[REQUIREMENT]:
Copy out each line containing "title" from the entries below.

━━━ SUPPLIED MATERIAL

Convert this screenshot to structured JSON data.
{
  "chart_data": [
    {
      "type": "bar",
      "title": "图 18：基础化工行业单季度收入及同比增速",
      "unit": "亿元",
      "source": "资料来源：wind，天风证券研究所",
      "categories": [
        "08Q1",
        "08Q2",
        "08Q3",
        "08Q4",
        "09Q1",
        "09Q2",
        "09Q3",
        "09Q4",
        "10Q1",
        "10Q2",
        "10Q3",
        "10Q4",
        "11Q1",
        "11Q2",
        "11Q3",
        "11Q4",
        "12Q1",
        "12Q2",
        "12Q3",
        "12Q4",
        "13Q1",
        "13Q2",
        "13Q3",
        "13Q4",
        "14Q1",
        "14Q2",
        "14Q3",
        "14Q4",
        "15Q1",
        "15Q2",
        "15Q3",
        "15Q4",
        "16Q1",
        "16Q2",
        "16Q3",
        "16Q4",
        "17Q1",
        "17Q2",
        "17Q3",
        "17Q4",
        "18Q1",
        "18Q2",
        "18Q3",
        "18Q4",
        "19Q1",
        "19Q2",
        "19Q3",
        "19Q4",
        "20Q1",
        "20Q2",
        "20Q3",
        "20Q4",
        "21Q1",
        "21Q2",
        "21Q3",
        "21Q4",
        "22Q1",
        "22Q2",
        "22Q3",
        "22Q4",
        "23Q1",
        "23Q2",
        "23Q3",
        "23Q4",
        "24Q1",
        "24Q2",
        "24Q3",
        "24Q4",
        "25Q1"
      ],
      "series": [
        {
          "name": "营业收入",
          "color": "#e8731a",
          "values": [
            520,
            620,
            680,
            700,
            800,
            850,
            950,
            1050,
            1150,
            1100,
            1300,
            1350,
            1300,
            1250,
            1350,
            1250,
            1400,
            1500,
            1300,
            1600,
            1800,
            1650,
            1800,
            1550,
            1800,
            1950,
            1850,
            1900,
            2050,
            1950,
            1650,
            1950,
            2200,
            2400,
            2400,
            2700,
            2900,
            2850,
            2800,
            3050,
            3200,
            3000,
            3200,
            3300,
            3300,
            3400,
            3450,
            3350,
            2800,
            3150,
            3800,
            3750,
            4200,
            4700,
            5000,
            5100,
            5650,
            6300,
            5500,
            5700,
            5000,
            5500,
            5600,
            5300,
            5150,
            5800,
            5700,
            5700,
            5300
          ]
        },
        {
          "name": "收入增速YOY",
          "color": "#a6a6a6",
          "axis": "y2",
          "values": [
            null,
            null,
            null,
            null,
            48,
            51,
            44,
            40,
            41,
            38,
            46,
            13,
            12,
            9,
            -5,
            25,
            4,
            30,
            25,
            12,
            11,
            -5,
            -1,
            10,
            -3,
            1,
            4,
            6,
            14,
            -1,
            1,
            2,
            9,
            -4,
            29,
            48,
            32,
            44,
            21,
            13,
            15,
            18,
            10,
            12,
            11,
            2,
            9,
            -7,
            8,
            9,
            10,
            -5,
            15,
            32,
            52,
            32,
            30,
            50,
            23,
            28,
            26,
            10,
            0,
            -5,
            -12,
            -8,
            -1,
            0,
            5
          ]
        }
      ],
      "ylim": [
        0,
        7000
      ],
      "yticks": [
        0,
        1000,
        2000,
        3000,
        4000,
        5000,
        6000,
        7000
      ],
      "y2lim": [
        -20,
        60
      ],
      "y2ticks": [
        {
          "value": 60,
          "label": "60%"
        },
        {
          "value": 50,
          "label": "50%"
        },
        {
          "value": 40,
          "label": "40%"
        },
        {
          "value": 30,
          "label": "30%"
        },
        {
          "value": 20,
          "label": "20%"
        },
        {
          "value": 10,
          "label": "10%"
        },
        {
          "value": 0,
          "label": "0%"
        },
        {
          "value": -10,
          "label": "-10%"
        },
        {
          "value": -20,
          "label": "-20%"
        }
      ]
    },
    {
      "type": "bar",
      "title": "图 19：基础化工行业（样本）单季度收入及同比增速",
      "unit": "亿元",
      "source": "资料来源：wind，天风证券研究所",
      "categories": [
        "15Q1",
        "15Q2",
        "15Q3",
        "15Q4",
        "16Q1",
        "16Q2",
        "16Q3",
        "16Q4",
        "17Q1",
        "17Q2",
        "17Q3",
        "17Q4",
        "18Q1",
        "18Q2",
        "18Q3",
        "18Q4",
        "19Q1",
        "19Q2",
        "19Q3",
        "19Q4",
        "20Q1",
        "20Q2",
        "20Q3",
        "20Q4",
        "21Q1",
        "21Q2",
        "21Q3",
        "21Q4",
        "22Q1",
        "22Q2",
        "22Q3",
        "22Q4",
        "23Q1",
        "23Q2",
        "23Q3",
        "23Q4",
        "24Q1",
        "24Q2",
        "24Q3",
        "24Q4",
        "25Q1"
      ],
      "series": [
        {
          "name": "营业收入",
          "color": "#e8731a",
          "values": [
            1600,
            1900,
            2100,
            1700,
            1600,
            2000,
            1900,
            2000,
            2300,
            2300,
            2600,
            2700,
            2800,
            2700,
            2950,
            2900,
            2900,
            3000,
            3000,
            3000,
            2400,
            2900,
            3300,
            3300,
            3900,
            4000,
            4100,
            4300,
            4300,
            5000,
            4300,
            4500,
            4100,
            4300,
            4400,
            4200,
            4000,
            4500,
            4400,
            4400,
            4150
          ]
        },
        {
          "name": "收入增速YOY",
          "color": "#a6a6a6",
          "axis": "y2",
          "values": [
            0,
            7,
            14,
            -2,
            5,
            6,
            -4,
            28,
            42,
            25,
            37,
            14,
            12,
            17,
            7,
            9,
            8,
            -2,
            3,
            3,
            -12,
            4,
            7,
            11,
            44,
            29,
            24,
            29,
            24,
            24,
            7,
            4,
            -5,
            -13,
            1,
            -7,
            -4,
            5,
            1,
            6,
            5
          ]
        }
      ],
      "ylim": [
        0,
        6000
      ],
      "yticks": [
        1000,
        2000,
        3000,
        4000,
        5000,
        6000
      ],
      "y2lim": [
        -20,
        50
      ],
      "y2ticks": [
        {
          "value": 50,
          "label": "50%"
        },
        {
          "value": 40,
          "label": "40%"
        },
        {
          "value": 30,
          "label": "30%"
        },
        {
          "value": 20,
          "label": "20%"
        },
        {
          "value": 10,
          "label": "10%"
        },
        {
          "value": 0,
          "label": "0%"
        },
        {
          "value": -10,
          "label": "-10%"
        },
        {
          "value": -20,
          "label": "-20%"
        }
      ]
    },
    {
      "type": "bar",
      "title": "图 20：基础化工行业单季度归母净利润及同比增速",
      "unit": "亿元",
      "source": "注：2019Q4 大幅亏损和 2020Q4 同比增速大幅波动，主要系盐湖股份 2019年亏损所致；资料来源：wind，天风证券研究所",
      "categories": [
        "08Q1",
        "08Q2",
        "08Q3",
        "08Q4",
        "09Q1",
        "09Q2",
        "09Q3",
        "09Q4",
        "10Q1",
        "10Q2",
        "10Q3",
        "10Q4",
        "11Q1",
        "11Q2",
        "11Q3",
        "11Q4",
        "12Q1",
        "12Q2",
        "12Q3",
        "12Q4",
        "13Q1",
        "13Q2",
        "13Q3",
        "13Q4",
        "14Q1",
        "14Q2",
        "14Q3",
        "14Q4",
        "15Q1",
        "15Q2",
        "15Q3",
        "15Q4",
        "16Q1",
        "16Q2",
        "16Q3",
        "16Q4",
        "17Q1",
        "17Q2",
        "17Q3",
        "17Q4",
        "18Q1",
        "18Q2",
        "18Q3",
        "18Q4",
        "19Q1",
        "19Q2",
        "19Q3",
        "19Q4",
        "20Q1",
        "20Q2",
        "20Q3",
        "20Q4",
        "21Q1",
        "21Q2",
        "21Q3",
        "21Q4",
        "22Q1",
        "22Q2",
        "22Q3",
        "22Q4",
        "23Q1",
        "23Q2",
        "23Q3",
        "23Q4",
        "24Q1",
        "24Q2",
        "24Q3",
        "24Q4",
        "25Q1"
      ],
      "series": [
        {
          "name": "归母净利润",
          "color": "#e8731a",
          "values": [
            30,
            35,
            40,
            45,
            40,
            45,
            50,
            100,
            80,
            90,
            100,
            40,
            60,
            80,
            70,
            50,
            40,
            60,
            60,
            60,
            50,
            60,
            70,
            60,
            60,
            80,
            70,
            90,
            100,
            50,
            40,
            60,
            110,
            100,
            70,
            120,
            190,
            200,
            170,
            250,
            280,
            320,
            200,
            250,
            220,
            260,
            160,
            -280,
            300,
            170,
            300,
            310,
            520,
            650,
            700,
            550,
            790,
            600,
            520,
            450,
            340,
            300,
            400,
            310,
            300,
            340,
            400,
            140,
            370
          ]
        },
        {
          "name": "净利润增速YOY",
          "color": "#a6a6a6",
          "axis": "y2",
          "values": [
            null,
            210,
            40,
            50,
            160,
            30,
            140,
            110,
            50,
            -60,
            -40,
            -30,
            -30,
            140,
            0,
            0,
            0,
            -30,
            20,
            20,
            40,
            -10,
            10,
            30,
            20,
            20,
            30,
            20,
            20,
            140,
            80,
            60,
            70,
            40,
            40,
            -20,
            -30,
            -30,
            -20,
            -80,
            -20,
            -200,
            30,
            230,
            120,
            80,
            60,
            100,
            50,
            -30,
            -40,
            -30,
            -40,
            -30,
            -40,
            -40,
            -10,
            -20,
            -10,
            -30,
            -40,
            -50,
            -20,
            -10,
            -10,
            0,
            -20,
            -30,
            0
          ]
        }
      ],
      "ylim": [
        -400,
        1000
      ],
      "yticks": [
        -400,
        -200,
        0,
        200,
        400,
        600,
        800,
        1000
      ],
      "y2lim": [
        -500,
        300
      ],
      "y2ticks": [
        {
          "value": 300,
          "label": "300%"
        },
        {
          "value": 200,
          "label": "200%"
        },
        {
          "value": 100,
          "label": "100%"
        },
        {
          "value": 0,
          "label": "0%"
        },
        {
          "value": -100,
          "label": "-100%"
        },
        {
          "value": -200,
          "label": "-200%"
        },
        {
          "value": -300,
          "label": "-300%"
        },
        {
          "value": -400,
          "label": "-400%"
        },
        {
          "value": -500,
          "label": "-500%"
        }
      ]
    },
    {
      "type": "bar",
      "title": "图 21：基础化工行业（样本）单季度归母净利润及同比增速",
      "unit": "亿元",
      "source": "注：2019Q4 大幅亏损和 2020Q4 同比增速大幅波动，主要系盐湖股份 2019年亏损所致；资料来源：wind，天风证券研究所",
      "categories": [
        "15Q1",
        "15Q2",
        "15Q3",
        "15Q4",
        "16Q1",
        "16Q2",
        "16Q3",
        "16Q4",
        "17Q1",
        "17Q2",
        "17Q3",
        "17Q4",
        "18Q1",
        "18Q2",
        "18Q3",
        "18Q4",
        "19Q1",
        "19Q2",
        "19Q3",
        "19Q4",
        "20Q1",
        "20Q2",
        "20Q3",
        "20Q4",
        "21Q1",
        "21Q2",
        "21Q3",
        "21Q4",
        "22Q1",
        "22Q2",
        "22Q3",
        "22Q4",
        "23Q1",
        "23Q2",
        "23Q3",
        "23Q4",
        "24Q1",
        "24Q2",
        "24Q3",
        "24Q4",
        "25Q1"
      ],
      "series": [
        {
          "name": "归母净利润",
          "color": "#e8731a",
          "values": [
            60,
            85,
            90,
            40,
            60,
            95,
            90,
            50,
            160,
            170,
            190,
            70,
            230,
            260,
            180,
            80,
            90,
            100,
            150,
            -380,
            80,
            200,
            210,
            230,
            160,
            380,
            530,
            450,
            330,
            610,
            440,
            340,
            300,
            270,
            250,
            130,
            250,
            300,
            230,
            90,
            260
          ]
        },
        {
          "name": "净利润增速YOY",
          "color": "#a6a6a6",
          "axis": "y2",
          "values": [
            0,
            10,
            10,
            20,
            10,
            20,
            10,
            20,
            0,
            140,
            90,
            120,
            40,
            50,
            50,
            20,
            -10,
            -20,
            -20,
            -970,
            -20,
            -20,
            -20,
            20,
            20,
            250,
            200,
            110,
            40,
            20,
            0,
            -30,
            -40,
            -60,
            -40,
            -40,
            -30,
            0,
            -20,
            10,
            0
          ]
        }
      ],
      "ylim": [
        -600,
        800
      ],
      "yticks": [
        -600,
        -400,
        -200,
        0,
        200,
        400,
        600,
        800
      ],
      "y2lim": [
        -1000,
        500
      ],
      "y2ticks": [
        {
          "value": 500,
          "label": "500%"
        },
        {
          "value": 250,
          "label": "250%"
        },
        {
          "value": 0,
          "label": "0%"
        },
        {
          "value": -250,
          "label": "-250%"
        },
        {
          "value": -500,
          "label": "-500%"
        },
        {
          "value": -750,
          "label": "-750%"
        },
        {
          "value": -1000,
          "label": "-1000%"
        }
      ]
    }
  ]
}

━━━━━━

[EXERCISE ANSWER]:
      "title": "图 18：基础化工行业单季度收入及同比增速",
      "title": "图 19：基础化工行业（样本）单季度收入及同比增速",
      "title": "图 20：基础化工行业单季度归母净利润及同比增速",
      "title": "图 21：基础化工行业（样本）单季度归母净利润及同比增速",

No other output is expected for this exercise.